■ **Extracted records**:
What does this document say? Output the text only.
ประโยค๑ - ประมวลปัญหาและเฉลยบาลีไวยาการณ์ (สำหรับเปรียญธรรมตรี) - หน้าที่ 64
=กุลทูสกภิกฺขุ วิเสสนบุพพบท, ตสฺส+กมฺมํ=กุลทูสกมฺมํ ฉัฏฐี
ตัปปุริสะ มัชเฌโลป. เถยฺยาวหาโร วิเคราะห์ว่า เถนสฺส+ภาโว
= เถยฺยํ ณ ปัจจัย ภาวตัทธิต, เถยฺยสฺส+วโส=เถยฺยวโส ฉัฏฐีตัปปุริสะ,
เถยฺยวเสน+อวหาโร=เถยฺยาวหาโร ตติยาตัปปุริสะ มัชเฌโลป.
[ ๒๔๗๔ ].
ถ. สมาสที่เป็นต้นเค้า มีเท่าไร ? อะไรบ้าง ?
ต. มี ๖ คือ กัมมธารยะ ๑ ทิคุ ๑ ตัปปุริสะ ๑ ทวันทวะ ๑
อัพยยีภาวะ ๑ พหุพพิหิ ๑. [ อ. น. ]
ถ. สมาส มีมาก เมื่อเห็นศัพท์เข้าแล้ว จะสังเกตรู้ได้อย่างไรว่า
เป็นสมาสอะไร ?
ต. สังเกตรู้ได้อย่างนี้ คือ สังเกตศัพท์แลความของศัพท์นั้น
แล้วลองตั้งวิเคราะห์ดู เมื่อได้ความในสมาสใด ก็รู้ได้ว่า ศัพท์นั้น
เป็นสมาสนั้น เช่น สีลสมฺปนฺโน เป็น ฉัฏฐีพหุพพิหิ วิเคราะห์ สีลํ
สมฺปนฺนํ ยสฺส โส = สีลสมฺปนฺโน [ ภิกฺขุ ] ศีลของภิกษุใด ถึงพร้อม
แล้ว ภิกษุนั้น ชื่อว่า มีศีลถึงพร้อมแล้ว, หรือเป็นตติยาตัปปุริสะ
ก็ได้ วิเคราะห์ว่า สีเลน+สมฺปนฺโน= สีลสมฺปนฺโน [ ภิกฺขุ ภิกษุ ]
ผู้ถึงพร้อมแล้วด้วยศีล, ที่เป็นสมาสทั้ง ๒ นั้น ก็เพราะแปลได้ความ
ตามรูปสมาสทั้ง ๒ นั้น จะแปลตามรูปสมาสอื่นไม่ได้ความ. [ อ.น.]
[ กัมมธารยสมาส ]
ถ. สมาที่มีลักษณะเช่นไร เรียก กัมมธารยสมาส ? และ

■ **WHAT IS BEING ASKED**: Word for word, quote all of the data above.

■ **EXERCISE OUTPUT**:
What does this document say? Output the text only.
ประโยค๑ - ประมวลปัญหาและเฉลยบาลีไวยาการณ์ (สำหรับเปรียญธรรมตรี) - หน้าที่ 64
=กุลทูสกภิกฺขุ วิเสสนบุพพบท, ตสฺส+กมฺมํ=กุลทูสกมฺมํ ฉัฏฐี
ตัปปุริสะ มัชเฌโลป. เถยฺยาวหาโร วิเคราะห์ว่า เถนสฺส+ภาโว
= เถยฺยํ ณ ปัจจัย ภาวตัทธิต, เถยฺยสฺส+วโส=เถยฺยวโส ฉัฏฐีตัปปุริสะ,
เถยฺยวเสน+อวหาโร=เถยฺยาวหาโร ตติยาตัปปุริสะ มัชเฌโลป.
[ ๒๔๗๔ ].
ถ. สมาสที่เป็นต้นเค้า มีเท่าไร ? อะไรบ้าง ?
ต. มี ๖ คือ กัมมธารยะ ๑ ทิคุ ๑ ตัปปุริสะ ๑ ทวันทวะ ๑
อัพยยีภาวะ ๑ พหุพพิหิ ๑. [ อ. น. ]
ถ. สมาส มีมาก เมื่อเห็นศัพท์เข้าแล้ว จะสังเกตรู้ได้อย่างไรว่า
เป็นสมาสอะไร ?
ต. สังเกตรู้ได้อย่างนี้ คือ สังเกตศัพท์แลความของศัพท์นั้น
แล้วลองตั้งวิเคราะห์ดู เมื่อได้ความในสมาสใด ก็รู้ได้ว่า ศัพท์นั้น
เป็นสมาสนั้น เช่น สีลสมฺปนฺโน เป็น ฉัฏฐีพหุพพิหิ วิเคราะห์ สีลํ
สมฺปนฺนํ ยสฺส โส = สีลสมฺปนฺโน [ ภิกฺขุ ] ศีลของภิกษุใด ถึงพร้อม
แล้ว ภิกษุนั้น ชื่อว่า มีศีลถึงพร้อมแล้ว, หรือเป็นตติยาตัปปุริสะ
ก็ได้ วิเคราะห์ว่า สีเลน+สมฺปนฺโน= สีลสมฺปนฺโน [ ภิกฺขุ ภิกษุ ]
ผู้ถึงพร้อมแล้วด้วยศีล, ที่เป็นสมาสทั้ง ๒ นั้น ก็เพราะแปลได้ความ
ตามรูปสมาสทั้ง ๒ นั้น จะแปลตามรูปสมาสอื่นไม่ได้ความ. [ อ.น.]
[ กัมมธารยสมาส ]
ถ. สมาที่มีลักษณะเช่นไร เรียก กัมมธารยสมาส ? และ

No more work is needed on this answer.